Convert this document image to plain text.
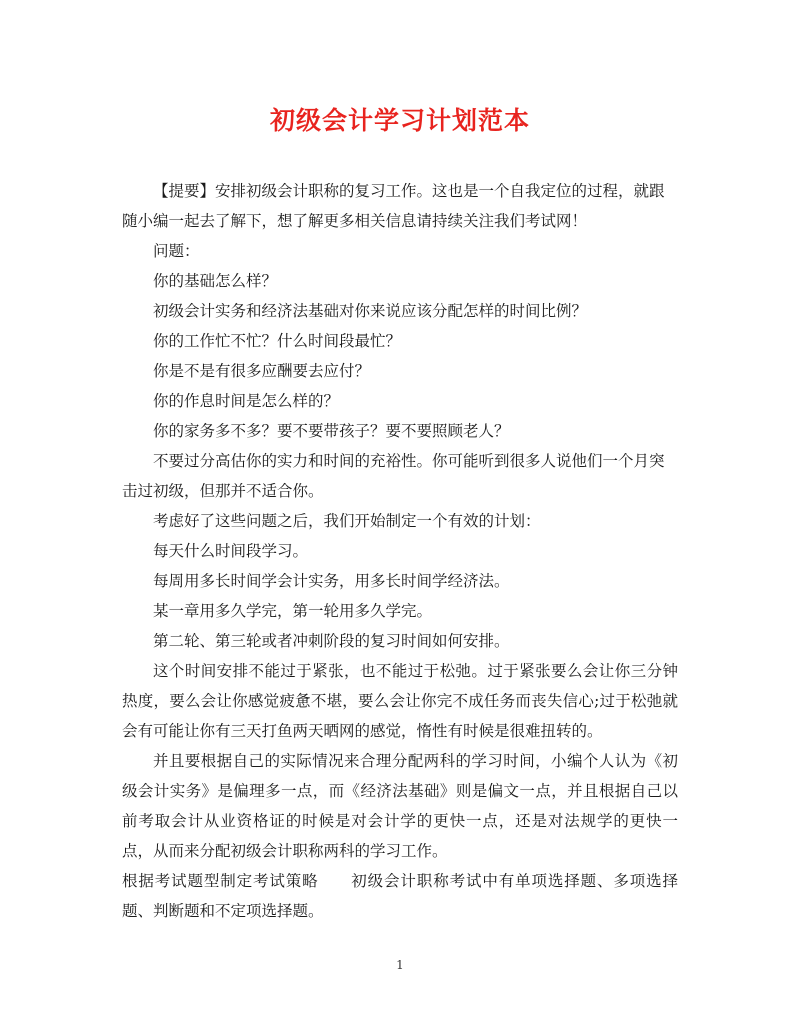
初级会计学习计划范本

【提要】安排初级会计职称的复习工作。这也是一个自我定位的过程，就跟随小编一起去了解下，想了解更多相关信息请持续关注我们考试网！

问题：

你的基础怎么样？

初级会计实务和经济法基础对你来说应该分配怎样的时间比例？

你的工作忙不忙？什么时间段最忙？

你是不是有很多应酬要去应付？

你的作息时间是怎么样的？

你的家务多不多？要不要带孩子？要不要照顾老人？

不要过分高估你的实力和时间的充裕性。你可能听到很多人说他们一个月突击过初级，但那并不适合你。

考虑好了这些问题之后，我们开始制定一个有效的计划：

每天什么时间段学习。

每周用多长时间学会计实务，用多长时间学经济法。

某一章用多久学完，第一轮用多久学完。

第二轮、第三轮或者冲刺阶段的复习时间如何安排。

这个时间安排不能过于紧张，也不能过于松弛。过于紧张要么会让你三分钟热度，要么会让你感觉疲惫不堪，要么会让你完不成任务而丧失信心;过于松弛就会有可能让你有三天打鱼两天晒网的感觉，惰性有时候是很难扭转的。

并且要根据自己的实际情况来合理分配两科的学习时间，小编个人认为《初级会计实务》是偏理多一点，而《经济法基础》则是偏文一点，并且根据自己以前考取会计从业资格证的时候是对会计学的更快一点，还是对法规学的更快一点，从而来分配初级会计职称两科的学习工作。

根据考试题型制定考试策略　　初级会计职称考试中有单项选择题、多项选择题、判断题和不定项选择题。

1
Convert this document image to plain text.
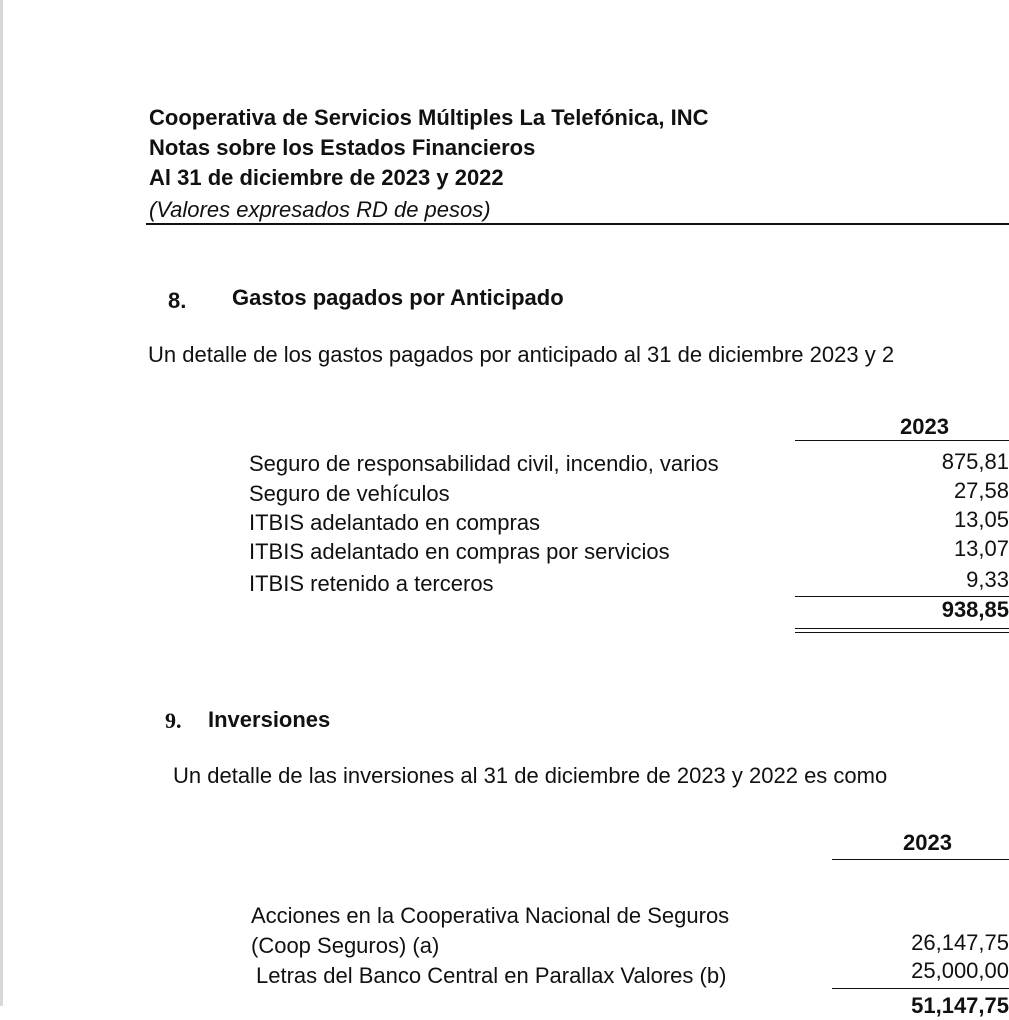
Cooperativa de Servicios Múltiples La Telefónica, INC
Notas sobre los Estados Financieros
Al 31 de diciembre de 2023 y 2022
(Valores expresados RD de pesos)
8. Gastos pagados por Anticipado
Un detalle de los gastos pagados por anticipado al 31 de diciembre 2023 y 2
2023
Seguro de responsabilidad civil, incendio, varios	875,81
Seguro de vehículos	27,58
ITBIS adelantado en compras	13,05
ITBIS adelantado en compras por servicios	13,07
ITBIS retenido a terceros	9,33
938,85
9. Inversiones
Un detalle de las inversiones al 31 de diciembre de 2023 y 2022 es como
2023
Acciones en la Cooperativa Nacional de Seguros
(Coop Seguros) (a)	26,147,75
Letras del Banco Central en Parallax Valores (b)	25,000,00
51,147,75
========================================
> Exercise goal
Search the material above for "Valores". Pull out each line where it shows up.

> Written response
(Valores expresados RD de pesos)
Letras del Banco Central en Parallax Valores (b)	25,000,00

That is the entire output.